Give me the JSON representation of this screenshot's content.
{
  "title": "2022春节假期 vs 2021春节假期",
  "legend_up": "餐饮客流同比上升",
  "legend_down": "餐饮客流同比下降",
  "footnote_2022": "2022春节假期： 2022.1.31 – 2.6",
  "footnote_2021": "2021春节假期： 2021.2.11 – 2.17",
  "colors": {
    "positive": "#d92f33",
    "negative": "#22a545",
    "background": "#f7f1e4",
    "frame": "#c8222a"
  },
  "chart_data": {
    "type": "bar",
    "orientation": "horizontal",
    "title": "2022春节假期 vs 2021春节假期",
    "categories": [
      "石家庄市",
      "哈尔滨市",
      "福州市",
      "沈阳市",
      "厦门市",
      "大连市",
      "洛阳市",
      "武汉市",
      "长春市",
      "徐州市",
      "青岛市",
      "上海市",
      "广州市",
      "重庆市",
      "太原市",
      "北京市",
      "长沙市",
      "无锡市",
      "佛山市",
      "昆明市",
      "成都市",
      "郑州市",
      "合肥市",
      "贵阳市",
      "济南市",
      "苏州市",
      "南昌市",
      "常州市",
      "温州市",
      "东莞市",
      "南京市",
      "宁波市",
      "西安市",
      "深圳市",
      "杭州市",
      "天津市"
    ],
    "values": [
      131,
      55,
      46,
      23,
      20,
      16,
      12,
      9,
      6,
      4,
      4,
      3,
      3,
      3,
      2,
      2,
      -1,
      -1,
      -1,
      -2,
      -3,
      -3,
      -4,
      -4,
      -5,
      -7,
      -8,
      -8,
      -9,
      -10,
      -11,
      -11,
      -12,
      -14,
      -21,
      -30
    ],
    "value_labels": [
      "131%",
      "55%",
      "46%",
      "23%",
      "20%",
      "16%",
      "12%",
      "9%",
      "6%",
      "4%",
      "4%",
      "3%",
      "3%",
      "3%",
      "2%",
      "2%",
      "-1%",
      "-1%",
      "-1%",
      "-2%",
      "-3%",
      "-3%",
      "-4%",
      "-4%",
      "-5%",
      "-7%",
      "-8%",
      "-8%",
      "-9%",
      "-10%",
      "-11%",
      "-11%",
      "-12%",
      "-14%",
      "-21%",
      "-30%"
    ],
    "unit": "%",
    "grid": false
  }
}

Task directions → Repeat the data precisely, reproducing every entry.

Full response →
Give me the JSON representation of this screenshot's content.
{
  "title": "2022春节假期 vs 2021春节假期",
  "legend_up": "餐饮客流同比上升",
  "legend_down": "餐饮客流同比下降",
  "footnote_2022": "2022春节假期： 2022.1.31 – 2.6",
  "footnote_2021": "2021春节假期： 2021.2.11 – 2.17",
  "colors": {
    "positive": "#d92f33",
    "negative": "#22a545",
    "background": "#f7f1e4",
    "frame": "#c8222a"
  },
  "chart_data": {
    "type": "bar",
    "orientation": "horizontal",
    "title": "2022春节假期 vs 2021春节假期",
    "categories": [
      "石家庄市",
      "哈尔滨市",
      "福州市",
      "沈阳市",
      "厦门市",
      "大连市",
      "洛阳市",
      "武汉市",
      "长春市",
      "徐州市",
      "青岛市",
      "上海市",
      "广州市",
      "重庆市",
      "太原市",
      "北京市",
      "长沙市",
      "无锡市",
      "佛山市",
      "昆明市",
      "成都市",
      "郑州市",
      "合肥市",
      "贵阳市",
      "济南市",
      "苏州市",
      "南昌市",
      "常州市",
      "温州市",
      "东莞市",
      "南京市",
      "宁波市",
      "西安市",
      "深圳市",
      "杭州市",
      "天津市"
    ],
    "values": [
      131,
      55,
      46,
      23,
      20,
      16,
      12,
      9,
      6,
      4,
      4,
      3,
      3,
      3,
      2,
      2,
      -1,
      -1,
      -1,
      -2,
      -3,
      -3,
      -4,
      -4,
      -5,
      -7,
      -8,
      -8,
      -9,
      -10,
      -11,
      -11,
      -12,
      -14,
      -21,
      -30
    ],
    "value_labels": [
      "131%",
      "55%",
      "46%",
      "23%",
      "20%",
      "16%",
      "12%",
      "9%",
      "6%",
      "4%",
      "4%",
      "3%",
      "3%",
      "3%",
      "2%",
      "2%",
      "-1%",
      "-1%",
      "-1%",
      "-2%",
      "-3%",
      "-3%",
      "-4%",
      "-4%",
      "-5%",
      "-7%",
      "-8%",
      "-8%",
      "-9%",
      "-10%",
      "-11%",
      "-11%",
      "-12%",
      "-14%",
      "-21%",
      "-30%"
    ],
    "unit": "%",
    "grid": false
  }
}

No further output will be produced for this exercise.